[WHAT IS REQUIRED] Give only the count of lines containing "object".

[INPUT RECORDS]
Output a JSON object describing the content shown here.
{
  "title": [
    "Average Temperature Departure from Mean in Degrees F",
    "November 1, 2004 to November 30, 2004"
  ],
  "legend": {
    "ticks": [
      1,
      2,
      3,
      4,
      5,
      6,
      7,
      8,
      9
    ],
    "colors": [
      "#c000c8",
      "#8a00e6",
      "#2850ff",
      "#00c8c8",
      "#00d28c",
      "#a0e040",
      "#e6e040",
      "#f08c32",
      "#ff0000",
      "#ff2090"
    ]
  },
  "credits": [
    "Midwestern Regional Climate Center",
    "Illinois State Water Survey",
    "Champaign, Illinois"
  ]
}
---
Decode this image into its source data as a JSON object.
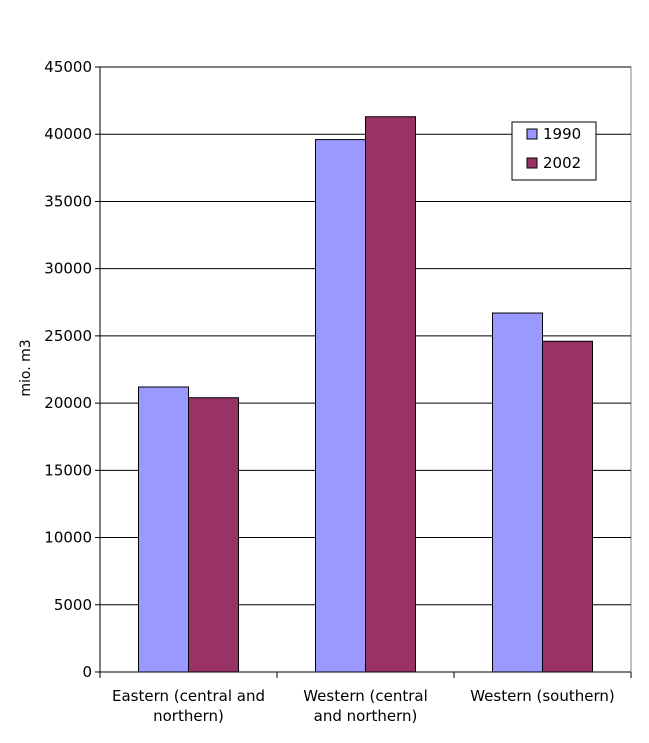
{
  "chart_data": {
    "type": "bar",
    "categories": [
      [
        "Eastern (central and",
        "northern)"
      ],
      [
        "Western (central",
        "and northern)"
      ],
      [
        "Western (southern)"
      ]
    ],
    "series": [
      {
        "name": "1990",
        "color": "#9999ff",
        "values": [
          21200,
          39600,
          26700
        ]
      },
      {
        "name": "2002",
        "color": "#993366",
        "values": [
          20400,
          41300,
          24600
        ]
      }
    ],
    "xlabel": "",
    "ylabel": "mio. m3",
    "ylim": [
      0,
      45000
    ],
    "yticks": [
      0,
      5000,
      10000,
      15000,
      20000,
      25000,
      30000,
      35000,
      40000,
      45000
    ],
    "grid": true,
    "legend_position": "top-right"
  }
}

[WORKED SOLUTION] 2